> What is being asked
Please give the listing again, word for word, with nothing left out.

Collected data
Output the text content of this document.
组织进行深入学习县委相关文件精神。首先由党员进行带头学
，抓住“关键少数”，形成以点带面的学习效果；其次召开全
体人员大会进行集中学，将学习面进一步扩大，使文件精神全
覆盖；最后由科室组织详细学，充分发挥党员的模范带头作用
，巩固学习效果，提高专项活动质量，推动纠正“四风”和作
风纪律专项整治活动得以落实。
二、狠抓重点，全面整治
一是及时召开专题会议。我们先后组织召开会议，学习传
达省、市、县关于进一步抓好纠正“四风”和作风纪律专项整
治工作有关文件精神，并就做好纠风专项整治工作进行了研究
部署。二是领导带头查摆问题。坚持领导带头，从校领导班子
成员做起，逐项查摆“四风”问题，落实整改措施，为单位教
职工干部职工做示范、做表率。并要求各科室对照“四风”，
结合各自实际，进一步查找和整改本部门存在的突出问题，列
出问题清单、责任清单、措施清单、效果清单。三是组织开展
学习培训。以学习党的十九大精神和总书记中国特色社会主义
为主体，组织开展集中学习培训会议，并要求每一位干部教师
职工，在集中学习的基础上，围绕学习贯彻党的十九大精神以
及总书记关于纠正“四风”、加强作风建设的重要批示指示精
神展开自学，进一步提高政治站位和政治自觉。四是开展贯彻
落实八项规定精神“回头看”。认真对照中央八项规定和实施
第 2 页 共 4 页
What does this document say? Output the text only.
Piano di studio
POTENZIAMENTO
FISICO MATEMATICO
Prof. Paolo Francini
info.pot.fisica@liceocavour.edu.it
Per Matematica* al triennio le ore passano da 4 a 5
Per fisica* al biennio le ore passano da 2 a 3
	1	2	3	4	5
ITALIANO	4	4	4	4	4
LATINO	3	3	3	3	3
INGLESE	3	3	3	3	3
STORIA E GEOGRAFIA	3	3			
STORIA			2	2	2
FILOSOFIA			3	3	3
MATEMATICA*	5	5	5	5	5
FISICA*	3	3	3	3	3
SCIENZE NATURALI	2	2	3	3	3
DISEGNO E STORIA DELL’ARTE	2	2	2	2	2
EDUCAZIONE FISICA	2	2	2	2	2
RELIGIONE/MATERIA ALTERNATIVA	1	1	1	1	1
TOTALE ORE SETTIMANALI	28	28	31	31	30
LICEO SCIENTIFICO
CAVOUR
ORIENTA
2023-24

> In response
Output the text content of this document.
组织进行深入学习县委相关文件精神。首先由党员进行带头学
，抓住“关键少数”，形成以点带面的学习效果；其次召开全
体人员大会进行集中学，将学习面进一步扩大，使文件精神全
覆盖；最后由科室组织详细学，充分发挥党员的模范带头作用
，巩固学习效果，提高专项活动质量，推动纠正“四风”和作
风纪律专项整治活动得以落实。
二、狠抓重点，全面整治
一是及时召开专题会议。我们先后组织召开会议，学习传
达省、市、县关于进一步抓好纠正“四风”和作风纪律专项整
治工作有关文件精神，并就做好纠风专项整治工作进行了研究
部署。二是领导带头查摆问题。坚持领导带头，从校领导班子
成员做起，逐项查摆“四风”问题，落实整改措施，为单位教
职工干部职工做示范、做表率。并要求各科室对照“四风”，
结合各自实际，进一步查找和整改本部门存在的突出问题，列
出问题清单、责任清单、措施清单、效果清单。三是组织开展
学习培训。以学习党的十九大精神和总书记中国特色社会主义
为主体，组织开展集中学习培训会议，并要求每一位干部教师
职工，在集中学习的基础上，围绕学习贯彻党的十九大精神以
及总书记关于纠正“四风”、加强作风建设的重要批示指示精
神展开自学，进一步提高政治站位和政治自觉。四是开展贯彻
落实八项规定精神“回头看”。认真对照中央八项规定和实施
第 2 页 共 4 页
What does this document say? Output the text only.
Piano di studio
POTENZIAMENTO
FISICO MATEMATICO
Prof. Paolo Francini
info.pot.fisica@liceocavour.edu.it
Per Matematica* al triennio le ore passano da 4 a 5
Per fisica* al biennio le ore passano da 2 a 3
	1	2	3	4	5
ITALIANO	4	4	4	4	4
LATINO	3	3	3	3	3
INGLESE	3	3	3	3	3
STORIA E GEOGRAFIA	3	3			
STORIA			2	2	2
FILOSOFIA			3	3	3
MATEMATICA*	5	5	5	5	5
FISICA*	3	3	3	3	3
SCIENZE NATURALI	2	2	3	3	3
DISEGNO E STORIA DELL’ARTE	2	2	2	2	2
EDUCAZIONE FISICA	2	2	2	2	2
RELIGIONE/MATERIA ALTERNATIVA	1	1	1	1	1
TOTALE ORE SETTIMANALI	28	28	31	31	30
LICEO SCIENTIFICO
CAVOUR
ORIENTA
2023-24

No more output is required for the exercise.